- _Prompt_: Pull every line that holds the word "source" from the entries.

★ ★ ★

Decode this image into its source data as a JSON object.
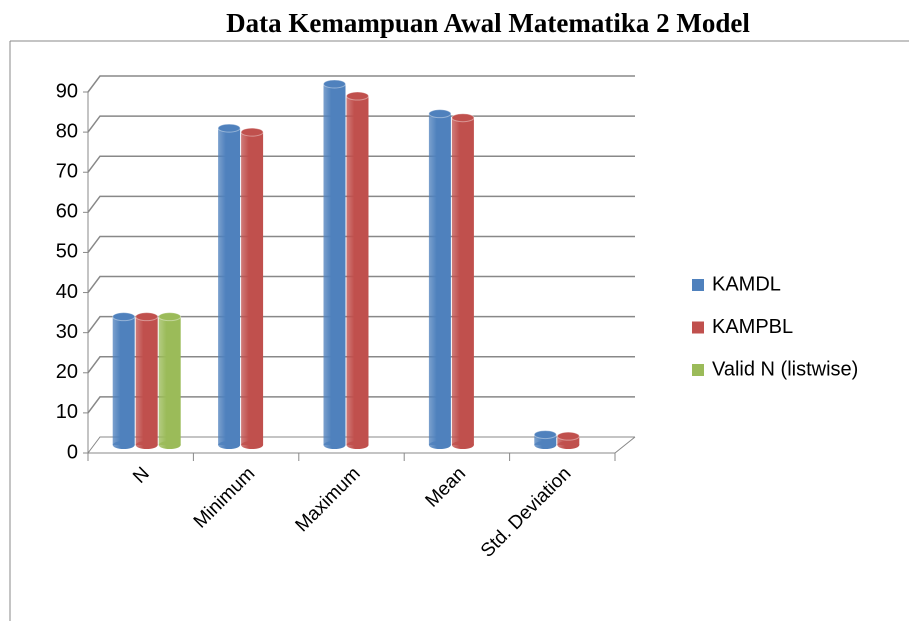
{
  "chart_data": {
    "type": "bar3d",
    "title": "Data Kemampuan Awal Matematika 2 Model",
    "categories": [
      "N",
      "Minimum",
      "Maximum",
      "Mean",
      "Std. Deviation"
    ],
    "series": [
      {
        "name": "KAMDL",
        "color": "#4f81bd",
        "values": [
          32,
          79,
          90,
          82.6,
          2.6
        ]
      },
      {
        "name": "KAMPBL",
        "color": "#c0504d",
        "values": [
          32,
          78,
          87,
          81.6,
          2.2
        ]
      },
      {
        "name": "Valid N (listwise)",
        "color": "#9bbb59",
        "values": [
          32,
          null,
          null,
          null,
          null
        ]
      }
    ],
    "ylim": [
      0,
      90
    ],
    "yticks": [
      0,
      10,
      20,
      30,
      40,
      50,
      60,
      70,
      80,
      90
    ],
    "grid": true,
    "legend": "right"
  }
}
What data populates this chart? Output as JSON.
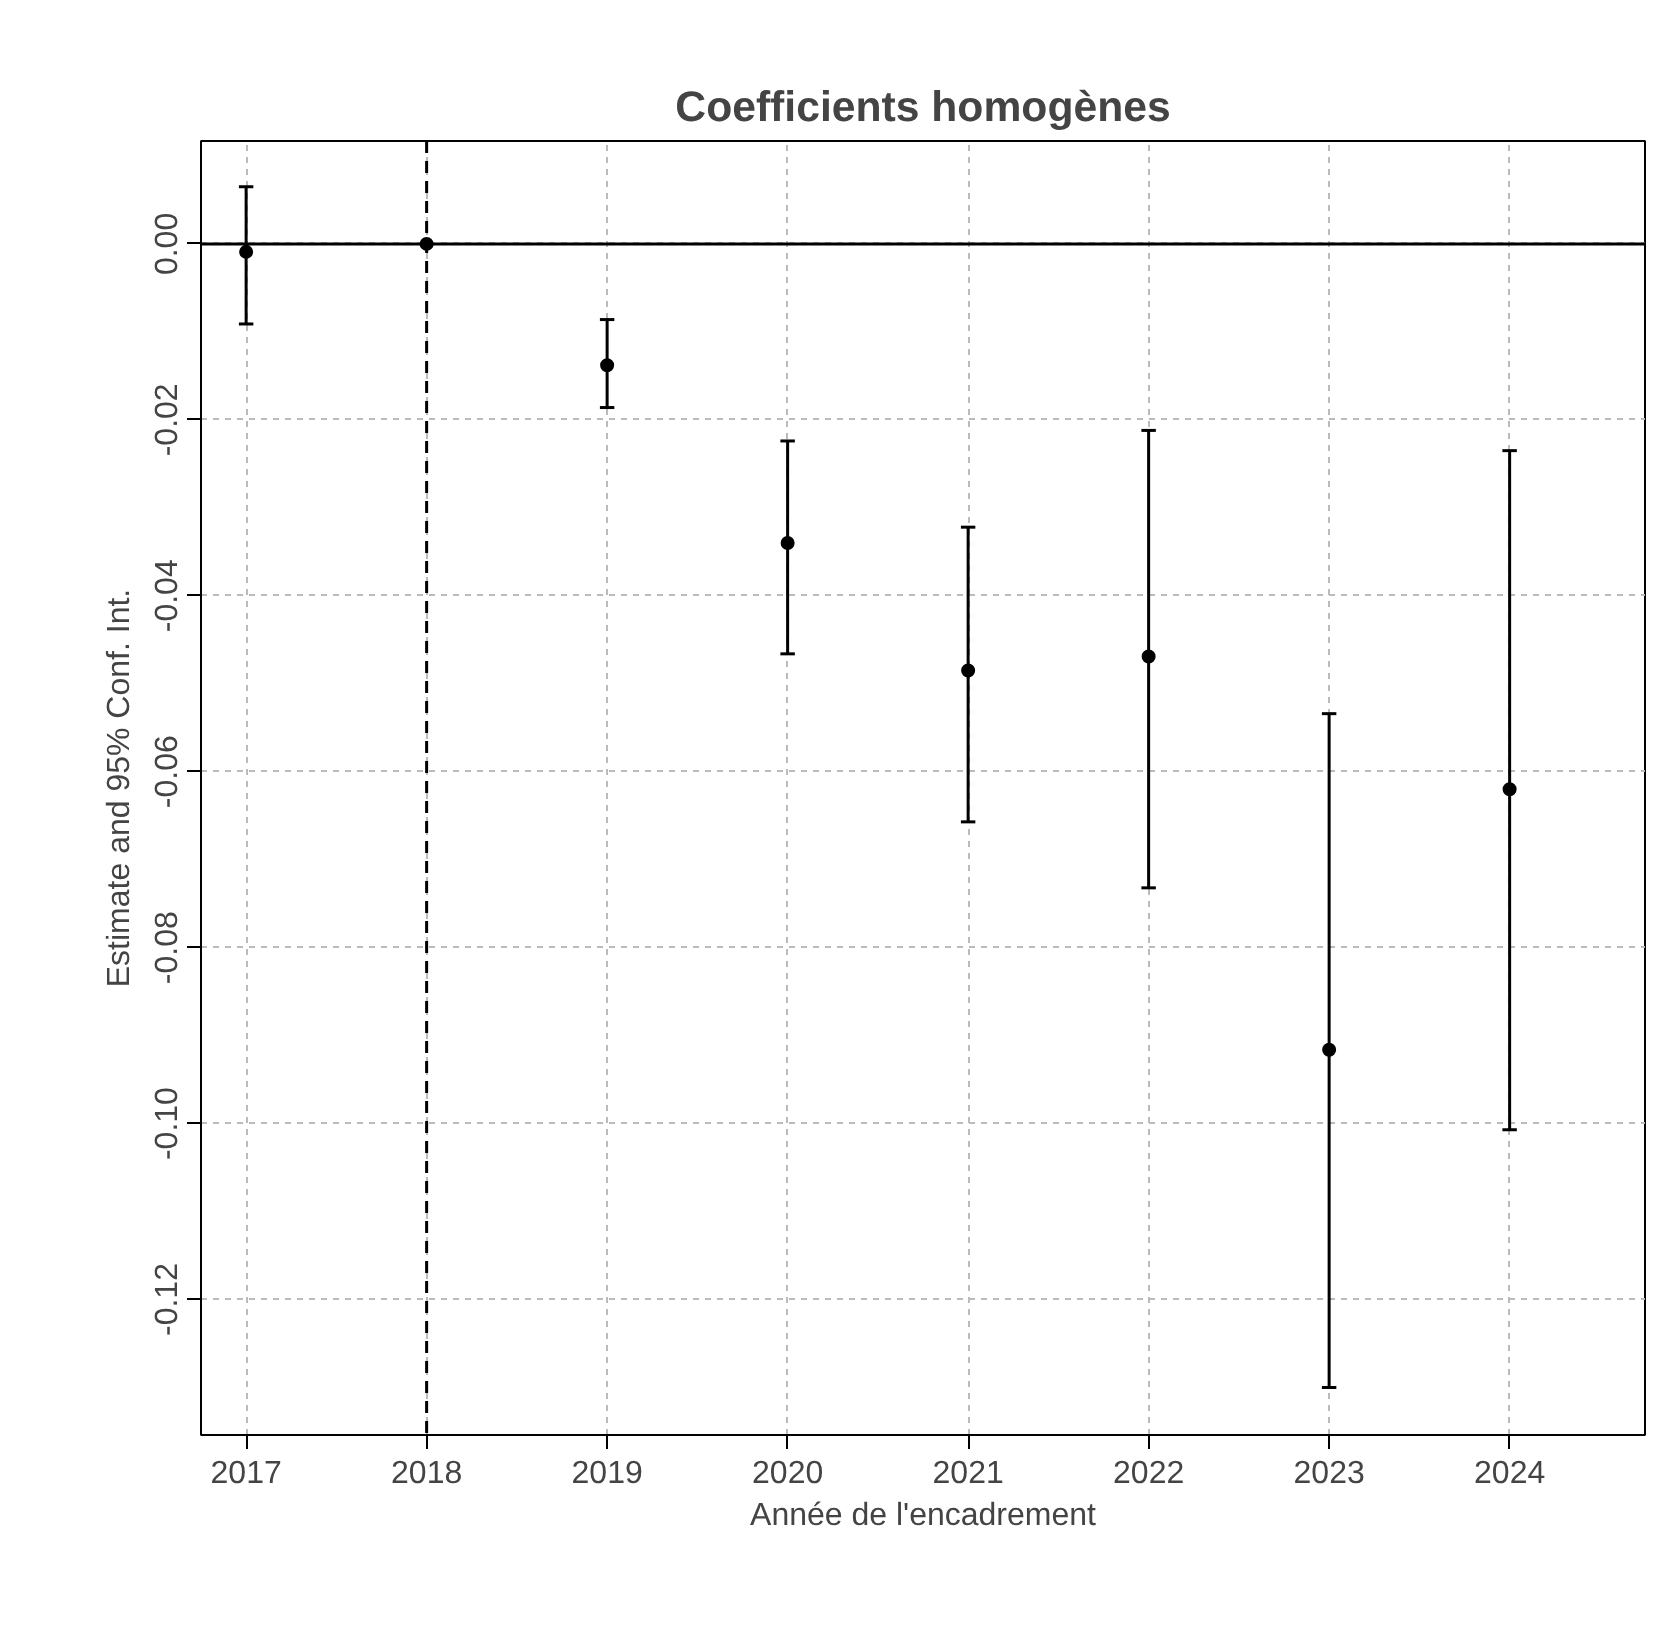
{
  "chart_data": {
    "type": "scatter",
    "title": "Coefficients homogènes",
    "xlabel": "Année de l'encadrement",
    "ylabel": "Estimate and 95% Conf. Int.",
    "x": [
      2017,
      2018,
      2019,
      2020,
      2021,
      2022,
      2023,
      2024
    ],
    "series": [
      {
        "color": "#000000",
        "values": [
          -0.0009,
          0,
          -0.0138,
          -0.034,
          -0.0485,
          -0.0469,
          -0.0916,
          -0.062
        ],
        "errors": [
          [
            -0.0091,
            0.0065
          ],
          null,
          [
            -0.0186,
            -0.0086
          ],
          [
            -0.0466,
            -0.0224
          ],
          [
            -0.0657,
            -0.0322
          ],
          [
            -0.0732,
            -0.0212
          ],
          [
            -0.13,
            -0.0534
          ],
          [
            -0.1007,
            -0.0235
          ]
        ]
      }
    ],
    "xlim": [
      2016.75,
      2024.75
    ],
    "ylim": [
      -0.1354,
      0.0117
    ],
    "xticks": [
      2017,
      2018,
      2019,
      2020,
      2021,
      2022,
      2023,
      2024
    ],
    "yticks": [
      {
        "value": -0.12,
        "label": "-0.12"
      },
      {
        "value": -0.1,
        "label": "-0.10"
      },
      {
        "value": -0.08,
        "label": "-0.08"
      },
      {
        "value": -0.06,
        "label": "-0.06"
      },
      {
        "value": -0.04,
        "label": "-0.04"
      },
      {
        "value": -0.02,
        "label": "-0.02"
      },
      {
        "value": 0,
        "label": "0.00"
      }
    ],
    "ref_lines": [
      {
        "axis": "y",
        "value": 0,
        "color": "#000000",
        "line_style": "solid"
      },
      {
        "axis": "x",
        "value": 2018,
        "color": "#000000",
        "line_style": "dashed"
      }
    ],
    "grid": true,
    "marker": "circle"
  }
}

★ ★ ★

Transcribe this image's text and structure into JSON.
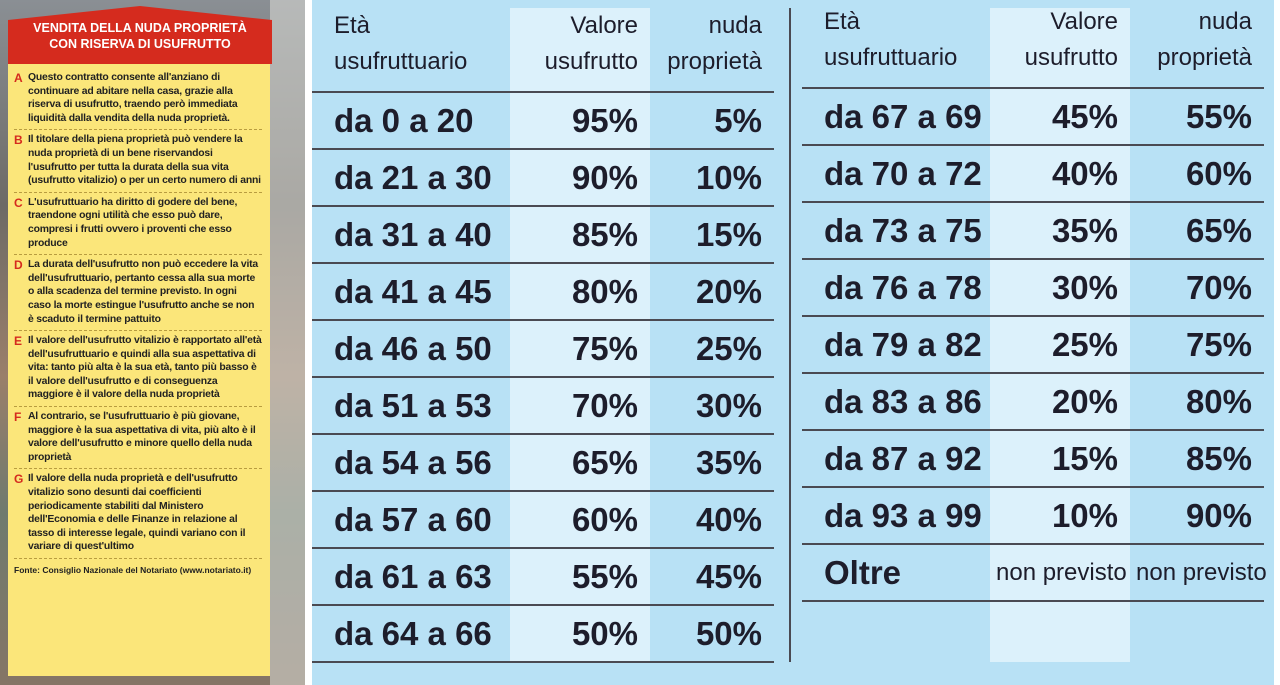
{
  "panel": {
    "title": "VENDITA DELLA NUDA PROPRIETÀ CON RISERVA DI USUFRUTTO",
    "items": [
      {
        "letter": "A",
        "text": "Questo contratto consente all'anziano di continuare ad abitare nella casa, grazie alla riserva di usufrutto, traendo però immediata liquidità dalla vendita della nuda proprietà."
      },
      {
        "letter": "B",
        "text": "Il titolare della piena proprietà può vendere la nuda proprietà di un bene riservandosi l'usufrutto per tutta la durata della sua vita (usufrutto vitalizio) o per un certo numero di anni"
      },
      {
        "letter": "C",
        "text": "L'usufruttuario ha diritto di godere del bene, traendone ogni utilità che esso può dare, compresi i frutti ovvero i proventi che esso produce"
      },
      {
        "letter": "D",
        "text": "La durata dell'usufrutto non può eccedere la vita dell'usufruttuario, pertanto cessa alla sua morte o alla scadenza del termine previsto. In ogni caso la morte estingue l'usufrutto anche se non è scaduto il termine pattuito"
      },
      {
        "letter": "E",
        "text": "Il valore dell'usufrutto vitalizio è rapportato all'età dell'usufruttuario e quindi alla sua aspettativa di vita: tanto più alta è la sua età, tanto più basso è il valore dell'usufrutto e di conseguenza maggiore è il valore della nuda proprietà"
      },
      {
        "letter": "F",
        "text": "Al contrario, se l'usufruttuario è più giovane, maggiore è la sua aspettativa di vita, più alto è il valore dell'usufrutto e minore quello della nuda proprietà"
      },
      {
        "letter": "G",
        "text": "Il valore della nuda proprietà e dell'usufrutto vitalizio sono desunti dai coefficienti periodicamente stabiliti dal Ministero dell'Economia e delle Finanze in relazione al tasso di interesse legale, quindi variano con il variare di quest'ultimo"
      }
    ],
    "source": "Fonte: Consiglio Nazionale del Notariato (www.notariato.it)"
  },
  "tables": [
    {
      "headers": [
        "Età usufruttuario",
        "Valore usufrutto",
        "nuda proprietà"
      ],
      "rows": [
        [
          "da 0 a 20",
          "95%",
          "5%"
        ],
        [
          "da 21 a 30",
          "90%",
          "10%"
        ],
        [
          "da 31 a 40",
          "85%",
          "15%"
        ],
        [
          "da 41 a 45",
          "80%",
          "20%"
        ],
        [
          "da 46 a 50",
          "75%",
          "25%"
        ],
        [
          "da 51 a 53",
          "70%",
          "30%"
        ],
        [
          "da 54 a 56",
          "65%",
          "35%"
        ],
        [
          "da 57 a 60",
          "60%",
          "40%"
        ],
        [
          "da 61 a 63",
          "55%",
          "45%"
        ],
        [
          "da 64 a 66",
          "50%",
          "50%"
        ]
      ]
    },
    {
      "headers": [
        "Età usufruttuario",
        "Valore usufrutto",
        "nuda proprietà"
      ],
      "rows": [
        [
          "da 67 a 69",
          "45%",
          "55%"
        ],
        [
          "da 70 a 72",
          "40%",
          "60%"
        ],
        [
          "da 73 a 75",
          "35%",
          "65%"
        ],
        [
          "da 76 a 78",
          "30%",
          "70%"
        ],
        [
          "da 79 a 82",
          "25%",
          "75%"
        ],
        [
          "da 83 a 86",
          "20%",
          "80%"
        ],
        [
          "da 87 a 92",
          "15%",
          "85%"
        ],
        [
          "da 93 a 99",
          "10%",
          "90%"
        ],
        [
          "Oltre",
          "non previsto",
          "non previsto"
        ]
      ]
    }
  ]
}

★ ★ ★

- _Finished exercise_:
Decode this image into its source data as a JSON object.
    "source": "Fonte: Consiglio Nazionale del Notariato (www.notariato.it)"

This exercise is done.